** BEGIN Materials provided **
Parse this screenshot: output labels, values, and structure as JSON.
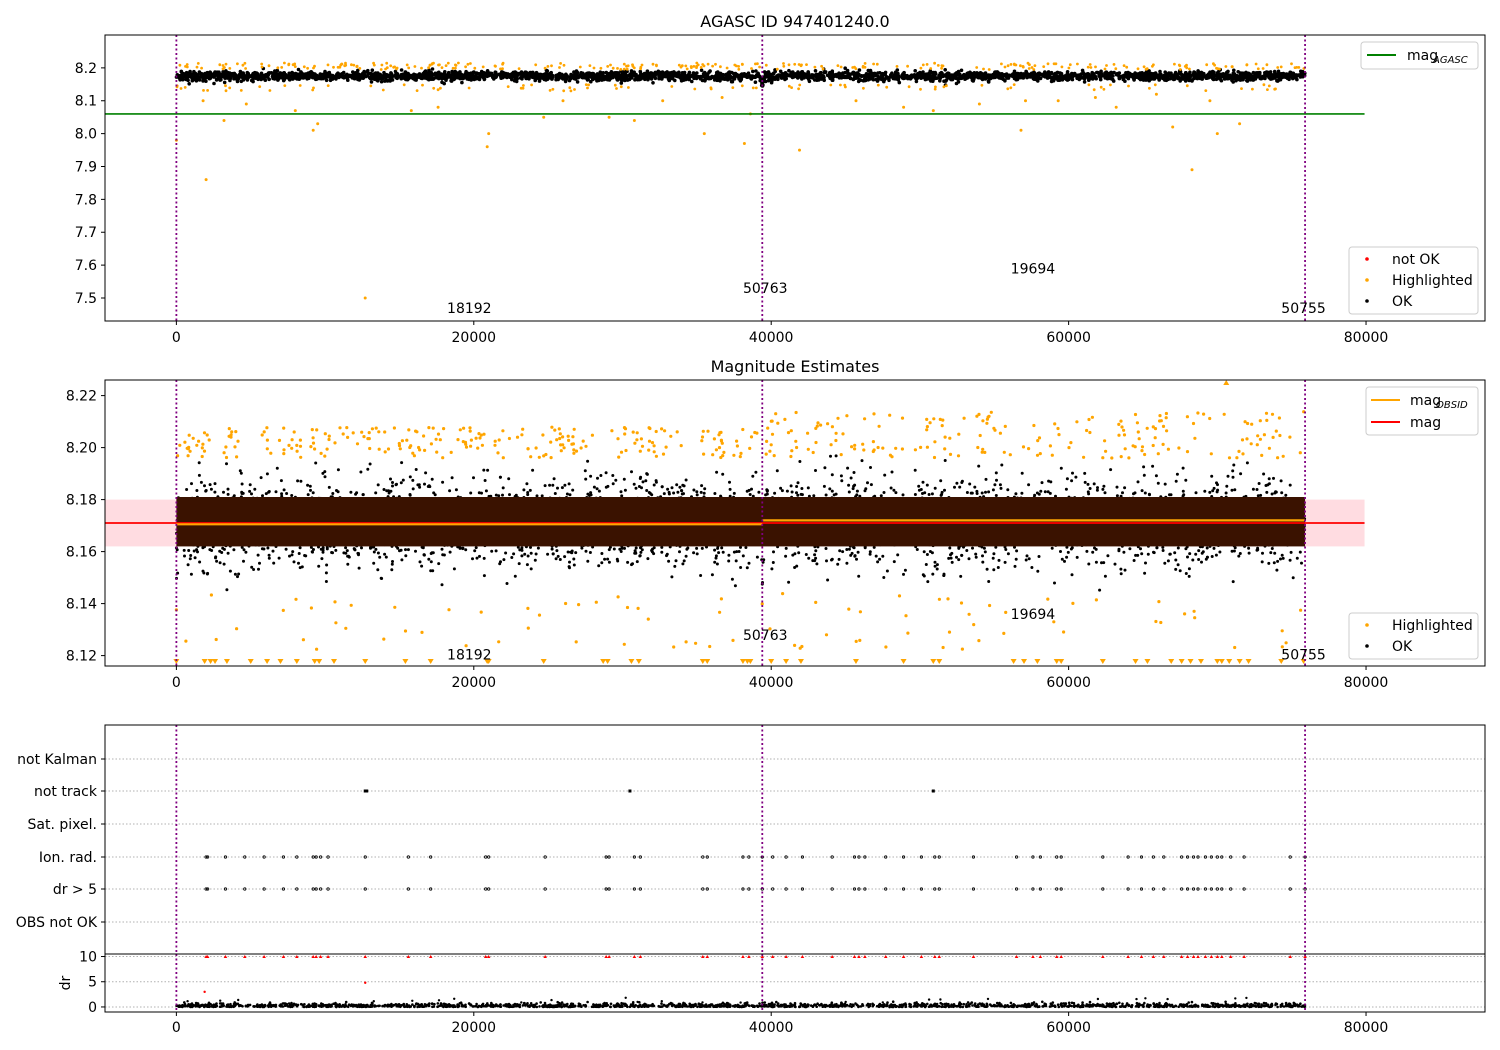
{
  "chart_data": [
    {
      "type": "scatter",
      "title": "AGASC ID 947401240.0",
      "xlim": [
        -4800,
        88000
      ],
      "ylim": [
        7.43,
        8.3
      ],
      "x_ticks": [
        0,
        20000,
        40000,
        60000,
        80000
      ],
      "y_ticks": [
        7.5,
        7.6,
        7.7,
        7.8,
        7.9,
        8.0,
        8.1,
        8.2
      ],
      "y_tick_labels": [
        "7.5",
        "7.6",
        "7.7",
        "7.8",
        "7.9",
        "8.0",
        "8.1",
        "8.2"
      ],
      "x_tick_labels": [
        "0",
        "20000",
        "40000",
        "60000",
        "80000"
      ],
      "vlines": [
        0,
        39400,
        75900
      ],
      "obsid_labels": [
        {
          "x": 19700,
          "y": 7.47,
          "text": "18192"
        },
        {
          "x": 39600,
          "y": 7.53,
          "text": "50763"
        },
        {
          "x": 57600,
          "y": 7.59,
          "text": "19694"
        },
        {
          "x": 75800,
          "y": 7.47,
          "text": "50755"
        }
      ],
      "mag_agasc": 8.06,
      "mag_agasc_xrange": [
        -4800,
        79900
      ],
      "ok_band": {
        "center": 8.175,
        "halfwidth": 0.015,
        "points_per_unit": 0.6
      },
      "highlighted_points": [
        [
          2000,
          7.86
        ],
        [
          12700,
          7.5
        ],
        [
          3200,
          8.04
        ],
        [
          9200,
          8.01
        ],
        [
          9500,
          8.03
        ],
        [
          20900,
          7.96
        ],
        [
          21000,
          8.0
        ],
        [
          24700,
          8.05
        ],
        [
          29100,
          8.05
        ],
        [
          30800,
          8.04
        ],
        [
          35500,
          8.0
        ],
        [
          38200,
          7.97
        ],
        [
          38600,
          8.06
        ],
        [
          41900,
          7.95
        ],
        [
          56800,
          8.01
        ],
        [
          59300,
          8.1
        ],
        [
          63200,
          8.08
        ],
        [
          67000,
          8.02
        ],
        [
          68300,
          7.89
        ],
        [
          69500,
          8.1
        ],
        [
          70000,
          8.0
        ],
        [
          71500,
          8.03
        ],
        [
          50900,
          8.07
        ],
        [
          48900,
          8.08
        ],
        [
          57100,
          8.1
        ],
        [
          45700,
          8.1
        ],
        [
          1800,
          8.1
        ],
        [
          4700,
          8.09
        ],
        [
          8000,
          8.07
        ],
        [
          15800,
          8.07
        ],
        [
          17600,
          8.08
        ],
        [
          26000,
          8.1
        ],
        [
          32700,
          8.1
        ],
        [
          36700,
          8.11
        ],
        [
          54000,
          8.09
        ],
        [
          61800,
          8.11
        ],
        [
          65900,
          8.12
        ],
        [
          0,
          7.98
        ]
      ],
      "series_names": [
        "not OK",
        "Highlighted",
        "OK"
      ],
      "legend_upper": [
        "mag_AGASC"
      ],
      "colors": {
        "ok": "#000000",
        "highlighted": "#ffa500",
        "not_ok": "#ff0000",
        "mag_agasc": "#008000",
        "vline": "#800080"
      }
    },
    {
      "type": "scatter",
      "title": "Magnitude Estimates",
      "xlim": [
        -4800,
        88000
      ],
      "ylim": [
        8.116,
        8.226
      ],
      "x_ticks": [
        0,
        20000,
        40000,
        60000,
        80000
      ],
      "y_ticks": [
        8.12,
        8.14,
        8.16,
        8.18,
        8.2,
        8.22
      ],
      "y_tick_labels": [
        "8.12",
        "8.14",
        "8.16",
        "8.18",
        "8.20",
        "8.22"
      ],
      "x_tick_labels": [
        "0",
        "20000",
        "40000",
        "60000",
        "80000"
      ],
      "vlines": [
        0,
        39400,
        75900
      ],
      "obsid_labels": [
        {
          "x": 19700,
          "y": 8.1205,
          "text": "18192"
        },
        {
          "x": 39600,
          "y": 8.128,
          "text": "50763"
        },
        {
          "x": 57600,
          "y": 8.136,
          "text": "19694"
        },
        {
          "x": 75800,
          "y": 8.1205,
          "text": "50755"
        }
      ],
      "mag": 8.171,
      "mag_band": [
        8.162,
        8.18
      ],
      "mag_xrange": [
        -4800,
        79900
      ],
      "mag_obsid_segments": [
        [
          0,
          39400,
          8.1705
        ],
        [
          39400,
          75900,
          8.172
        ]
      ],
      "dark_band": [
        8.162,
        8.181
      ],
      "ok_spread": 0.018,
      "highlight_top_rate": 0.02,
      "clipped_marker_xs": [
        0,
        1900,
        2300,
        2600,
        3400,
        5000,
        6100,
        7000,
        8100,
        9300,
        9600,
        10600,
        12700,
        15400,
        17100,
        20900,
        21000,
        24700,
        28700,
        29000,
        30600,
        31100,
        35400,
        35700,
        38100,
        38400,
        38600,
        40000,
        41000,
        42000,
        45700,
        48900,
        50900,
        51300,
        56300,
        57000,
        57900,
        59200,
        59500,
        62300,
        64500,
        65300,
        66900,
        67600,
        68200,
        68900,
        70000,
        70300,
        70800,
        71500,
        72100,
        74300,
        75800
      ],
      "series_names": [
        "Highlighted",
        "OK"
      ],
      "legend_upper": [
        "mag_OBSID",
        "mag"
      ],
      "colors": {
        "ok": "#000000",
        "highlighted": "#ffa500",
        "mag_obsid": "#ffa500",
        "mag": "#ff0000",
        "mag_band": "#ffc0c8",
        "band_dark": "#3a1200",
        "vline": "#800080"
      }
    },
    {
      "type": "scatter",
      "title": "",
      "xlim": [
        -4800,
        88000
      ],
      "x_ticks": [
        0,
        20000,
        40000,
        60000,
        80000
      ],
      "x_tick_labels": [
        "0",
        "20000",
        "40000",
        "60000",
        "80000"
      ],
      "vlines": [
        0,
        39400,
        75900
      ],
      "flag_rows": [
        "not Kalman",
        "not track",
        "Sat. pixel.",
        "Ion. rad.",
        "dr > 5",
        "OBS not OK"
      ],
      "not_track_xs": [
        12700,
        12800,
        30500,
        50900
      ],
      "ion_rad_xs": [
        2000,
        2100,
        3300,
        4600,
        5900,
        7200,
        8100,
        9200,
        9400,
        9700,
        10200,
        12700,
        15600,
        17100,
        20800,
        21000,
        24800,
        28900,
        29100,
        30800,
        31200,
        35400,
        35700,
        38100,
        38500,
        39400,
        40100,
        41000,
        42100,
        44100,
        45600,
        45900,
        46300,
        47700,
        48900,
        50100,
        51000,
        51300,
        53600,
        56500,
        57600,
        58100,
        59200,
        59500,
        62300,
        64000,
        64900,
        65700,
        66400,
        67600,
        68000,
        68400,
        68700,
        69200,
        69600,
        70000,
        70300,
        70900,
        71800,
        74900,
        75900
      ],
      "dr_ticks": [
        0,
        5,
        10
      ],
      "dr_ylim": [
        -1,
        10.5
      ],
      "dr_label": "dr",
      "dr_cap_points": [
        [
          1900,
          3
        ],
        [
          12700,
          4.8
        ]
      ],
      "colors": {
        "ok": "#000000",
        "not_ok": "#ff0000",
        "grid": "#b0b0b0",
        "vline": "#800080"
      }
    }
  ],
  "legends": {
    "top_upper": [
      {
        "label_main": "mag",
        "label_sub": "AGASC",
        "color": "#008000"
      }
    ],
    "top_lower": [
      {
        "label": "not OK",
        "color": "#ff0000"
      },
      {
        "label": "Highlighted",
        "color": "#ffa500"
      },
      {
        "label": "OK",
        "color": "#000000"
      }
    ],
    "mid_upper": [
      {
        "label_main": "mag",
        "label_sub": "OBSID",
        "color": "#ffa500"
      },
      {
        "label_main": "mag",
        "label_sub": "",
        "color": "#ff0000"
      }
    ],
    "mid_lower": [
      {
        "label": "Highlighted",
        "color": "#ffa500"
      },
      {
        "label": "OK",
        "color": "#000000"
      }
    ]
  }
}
** END Materials provided **
Job — Look for the word "title" in every line of the listing and copy the lines that have it.

Full output —
      "title": "AGASC ID 947401240.0",
      "title": "Magnitude Estimates",
      "title": "",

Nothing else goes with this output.